▶ **Task requirements**
Find the line that contains "Read all visible content and emit it as JSON.". Copy it and every line after it to the end of the material below, exactly, with no pictures.

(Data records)
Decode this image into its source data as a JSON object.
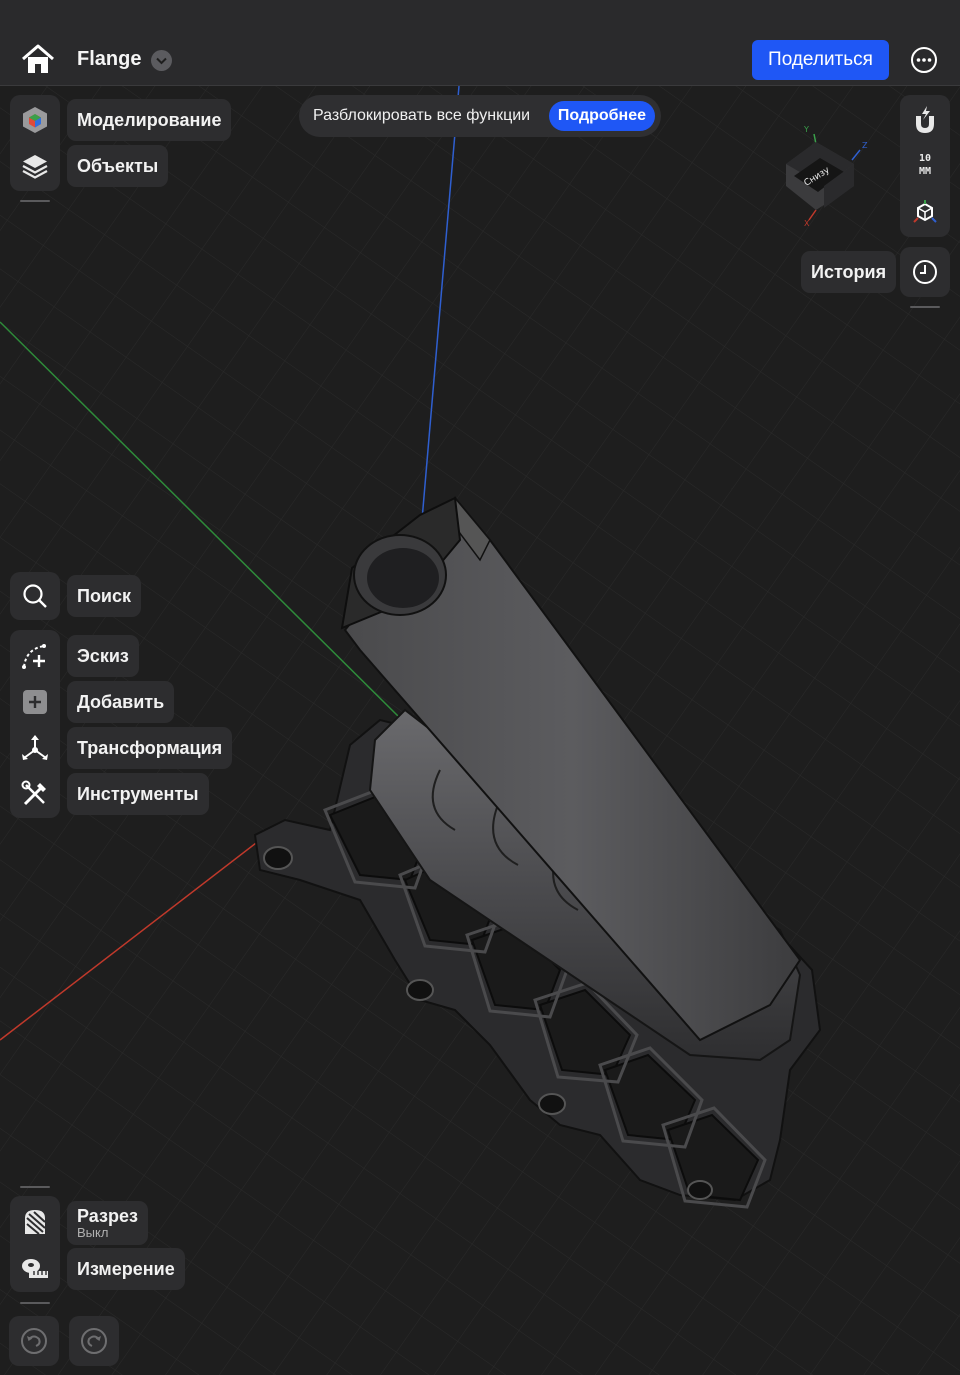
{
  "header": {
    "title": "Flange",
    "share_label": "Поделиться"
  },
  "banner": {
    "text": "Разблокировать все функции",
    "more_label": "Подробнее"
  },
  "top_left_menu": {
    "modeling_label": "Моделирование",
    "objects_label": "Объекты"
  },
  "tools_menu": {
    "search_label": "Поиск",
    "sketch_label": "Эскиз",
    "add_label": "Добавить",
    "transform_label": "Трансформация",
    "tools_label": "Инструменты"
  },
  "bottom_menu": {
    "section_label": "Разрез",
    "section_state": "Выкл",
    "measure_label": "Измерение"
  },
  "right_panel": {
    "units_value": "10",
    "units_label": "ММ",
    "history_label": "История",
    "view_cube_face": "Снизу"
  },
  "colors": {
    "accent": "#1f57f5",
    "panel": "#2d2d2f",
    "background": "#1e1e1e",
    "axis_x": "#c0392b",
    "axis_y": "#2e8b3a",
    "axis_z": "#2f5fd0"
  },
  "icons": [
    "home-icon",
    "chevron-down-icon",
    "more-icon",
    "modeling-cube-icon",
    "layers-icon",
    "search-icon",
    "sketch-icon",
    "add-icon",
    "transform-icon",
    "tools-icon",
    "section-icon",
    "measure-icon",
    "undo-icon",
    "redo-icon",
    "magnet-icon",
    "view-cube-icon",
    "origin-icon",
    "history-clock-icon"
  ]
}
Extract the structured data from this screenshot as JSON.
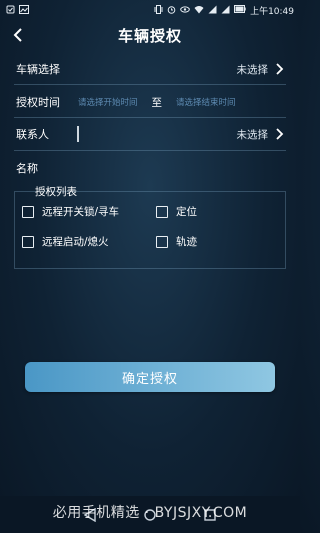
{
  "status_bar": {
    "time": "上午10:49",
    "left_icons": [
      "notification-icon",
      "image-icon"
    ],
    "right_icons": [
      "vibrate-icon",
      "alarm-icon",
      "eye-icon",
      "wifi-icon",
      "signal-icon",
      "signal-icon",
      "battery-icon"
    ]
  },
  "header": {
    "title": "车辆授权"
  },
  "form": {
    "vehicle": {
      "label": "车辆选择",
      "value": "未选择"
    },
    "auth_time": {
      "label": "授权时间",
      "start_placeholder": "请选择开始时间",
      "to": "至",
      "end_placeholder": "请选择结束时间"
    },
    "contact": {
      "label": "联系人",
      "value": "未选择"
    },
    "name": {
      "label": "名称"
    }
  },
  "auth_list": {
    "legend": "授权列表",
    "items": [
      {
        "label": "远程开关锁/寻车",
        "checked": false
      },
      {
        "label": "定位",
        "checked": false
      },
      {
        "label": "远程启动/熄火",
        "checked": false
      },
      {
        "label": "轨迹",
        "checked": false
      }
    ]
  },
  "confirm_button": {
    "label": "确定授权"
  },
  "watermark": {
    "text": "必用手机精选 · BYJSJXY.COM"
  },
  "colors": {
    "background": "#0f2234",
    "button_gradient_start": "#4a97c6",
    "button_gradient_end": "#8fc7e2",
    "placeholder": "#5d8ab1"
  }
}
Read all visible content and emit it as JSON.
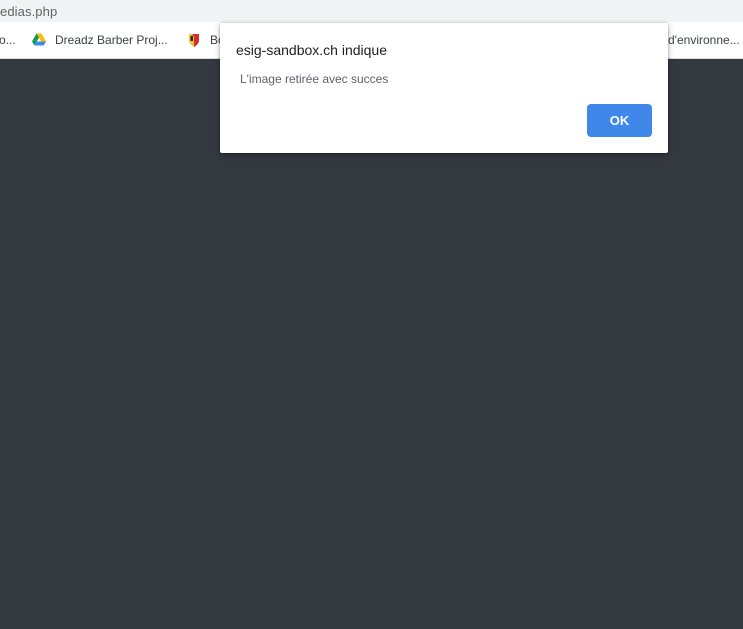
{
  "browser": {
    "address": "ledias.php",
    "bookmarks": [
      {
        "label": "o...",
        "icon": "bookmark-icon"
      },
      {
        "label": "Dreadz Barber Proj...",
        "icon": "google-drive-icon"
      },
      {
        "label": "Bo",
        "icon": "geneva-crest-icon"
      },
      {
        "label": "d'environne...",
        "icon": ""
      }
    ]
  },
  "dialog": {
    "title": "esig-sandbox.ch indique",
    "message": "L'image retirée avec succes",
    "ok_label": "OK"
  },
  "colors": {
    "page_background": "#34383f",
    "accent_button": "#3f87e9",
    "toolbar_background": "#f1f3f4"
  }
}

▶ **Solved exercise**
Read all visible content and emit it as JSON.
{
  "browser": {
    "address": "ledias.php",
    "bookmarks": [
      {
        "label": "o...",
        "icon": "bookmark-icon"
      },
      {
        "label": "Dreadz Barber Proj...",
        "icon": "google-drive-icon"
      },
      {
        "label": "Bo",
        "icon": "geneva-crest-icon"
      },
      {
        "label": "d'environne...",
        "icon": ""
      }
    ]
  },
  "dialog": {
    "title": "esig-sandbox.ch indique",
    "message": "L'image retirée avec succes",
    "ok_label": "OK"
  },
  "colors": {
    "page_background": "#34383f",
    "accent_button": "#3f87e9",
    "toolbar_background": "#f1f3f4"
  }
}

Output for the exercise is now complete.